#### EXERCISE TASK:
Reproduce each of the lines word for word.

* * * * *

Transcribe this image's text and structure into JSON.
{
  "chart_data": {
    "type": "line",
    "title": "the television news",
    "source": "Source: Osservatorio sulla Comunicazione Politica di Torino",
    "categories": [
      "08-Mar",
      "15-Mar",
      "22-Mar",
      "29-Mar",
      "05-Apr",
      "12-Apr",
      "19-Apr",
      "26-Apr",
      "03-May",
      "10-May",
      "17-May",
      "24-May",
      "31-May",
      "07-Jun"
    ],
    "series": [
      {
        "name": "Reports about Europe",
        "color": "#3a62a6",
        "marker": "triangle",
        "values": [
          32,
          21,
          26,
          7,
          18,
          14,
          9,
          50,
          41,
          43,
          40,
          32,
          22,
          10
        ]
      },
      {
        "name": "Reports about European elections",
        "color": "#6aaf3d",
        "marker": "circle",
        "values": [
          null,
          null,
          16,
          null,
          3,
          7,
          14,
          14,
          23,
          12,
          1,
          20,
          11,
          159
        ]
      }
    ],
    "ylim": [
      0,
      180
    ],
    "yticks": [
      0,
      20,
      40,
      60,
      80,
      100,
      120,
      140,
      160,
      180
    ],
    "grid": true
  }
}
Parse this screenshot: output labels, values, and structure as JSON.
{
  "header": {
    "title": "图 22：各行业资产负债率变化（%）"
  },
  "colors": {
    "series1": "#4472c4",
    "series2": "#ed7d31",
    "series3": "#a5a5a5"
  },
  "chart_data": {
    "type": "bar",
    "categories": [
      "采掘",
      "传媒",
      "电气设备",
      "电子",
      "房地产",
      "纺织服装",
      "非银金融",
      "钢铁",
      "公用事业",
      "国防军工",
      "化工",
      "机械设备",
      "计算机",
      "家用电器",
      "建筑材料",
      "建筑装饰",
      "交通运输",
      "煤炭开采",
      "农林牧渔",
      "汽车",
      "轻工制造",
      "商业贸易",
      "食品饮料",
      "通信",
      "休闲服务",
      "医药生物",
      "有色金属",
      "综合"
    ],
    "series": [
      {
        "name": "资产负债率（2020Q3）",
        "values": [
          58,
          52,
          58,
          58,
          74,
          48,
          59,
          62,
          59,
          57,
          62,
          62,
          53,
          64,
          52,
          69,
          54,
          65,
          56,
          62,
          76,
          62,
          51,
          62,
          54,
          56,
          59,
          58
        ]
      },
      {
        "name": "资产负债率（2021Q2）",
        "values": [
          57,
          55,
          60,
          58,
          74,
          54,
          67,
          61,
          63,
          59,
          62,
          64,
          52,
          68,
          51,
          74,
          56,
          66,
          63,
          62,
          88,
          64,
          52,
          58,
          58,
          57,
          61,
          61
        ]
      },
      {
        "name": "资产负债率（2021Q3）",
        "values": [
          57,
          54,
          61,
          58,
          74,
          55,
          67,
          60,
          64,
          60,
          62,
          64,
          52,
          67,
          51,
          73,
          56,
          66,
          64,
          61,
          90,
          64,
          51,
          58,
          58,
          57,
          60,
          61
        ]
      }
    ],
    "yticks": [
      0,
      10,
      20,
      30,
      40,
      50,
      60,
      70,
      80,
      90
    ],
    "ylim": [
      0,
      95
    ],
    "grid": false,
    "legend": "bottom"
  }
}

* * * * *

#### REPLY:
Transcribe this image's text and structure into JSON.
{
  "chart_data": {
    "type": "line",
    "title": "the television news",
    "source": "Source: Osservatorio sulla Comunicazione Politica di Torino",
    "categories": [
      "08-Mar",
      "15-Mar",
      "22-Mar",
      "29-Mar",
      "05-Apr",
      "12-Apr",
      "19-Apr",
      "26-Apr",
      "03-May",
      "10-May",
      "17-May",
      "24-May",
      "31-May",
      "07-Jun"
    ],
    "series": [
      {
        "name": "Reports about Europe",
        "color": "#3a62a6",
        "marker": "triangle",
        "values": [
          32,
          21,
          26,
          7,
          18,
          14,
          9,
          50,
          41,
          43,
          40,
          32,
          22,
          10
        ]
      },
      {
        "name": "Reports about European elections",
        "color": "#6aaf3d",
        "marker": "circle",
        "values": [
          null,
          null,
          16,
          null,
          3,
          7,
          14,
          14,
          23,
          12,
          1,
          20,
          11,
          159
        ]
      }
    ],
    "ylim": [
      0,
      180
    ],
    "yticks": [
      0,
      20,
      40,
      60,
      80,
      100,
      120,
      140,
      160,
      180
    ],
    "grid": true
  }
}
Parse this screenshot: output labels, values, and structure as JSON.
{
  "header": {
    "title": "图 22：各行业资产负债率变化（%）"
  },
  "colors": {
    "series1": "#4472c4",
    "series2": "#ed7d31",
    "series3": "#a5a5a5"
  },
  "chart_data": {
    "type": "bar",
    "categories": [
      "采掘",
      "传媒",
      "电气设备",
      "电子",
      "房地产",
      "纺织服装",
      "非银金融",
      "钢铁",
      "公用事业",
      "国防军工",
      "化工",
      "机械设备",
      "计算机",
      "家用电器",
      "建筑材料",
      "建筑装饰",
      "交通运输",
      "煤炭开采",
      "农林牧渔",
      "汽车",
      "轻工制造",
      "商业贸易",
      "食品饮料",
      "通信",
      "休闲服务",
      "医药生物",
      "有色金属",
      "综合"
    ],
    "series": [
      {
        "name": "资产负债率（2020Q3）",
        "values": [
          58,
          52,
          58,
          58,
          74,
          48,
          59,
          62,
          59,
          57,
          62,
          62,
          53,
          64,
          52,
          69,
          54,
          65,
          56,
          62,
          76,
          62,
          51,
          62,
          54,
          56,
          59,
          58
        ]
      },
      {
        "name": "资产负债率（2021Q2）",
        "values": [
          57,
          55,
          60,
          58,
          74,
          54,
          67,
          61,
          63,
          59,
          62,
          64,
          52,
          68,
          51,
          74,
          56,
          66,
          63,
          62,
          88,
          64,
          52,
          58,
          58,
          57,
          61,
          61
        ]
      },
      {
        "name": "资产负债率（2021Q3）",
        "values": [
          57,
          54,
          61,
          58,
          74,
          55,
          67,
          60,
          64,
          60,
          62,
          64,
          52,
          67,
          51,
          73,
          56,
          66,
          64,
          61,
          90,
          64,
          51,
          58,
          58,
          57,
          60,
          61
        ]
      }
    ],
    "yticks": [
      0,
      10,
      20,
      30,
      40,
      50,
      60,
      70,
      80,
      90
    ],
    "ylim": [
      0,
      95
    ],
    "grid": false,
    "legend": "bottom"
  }
}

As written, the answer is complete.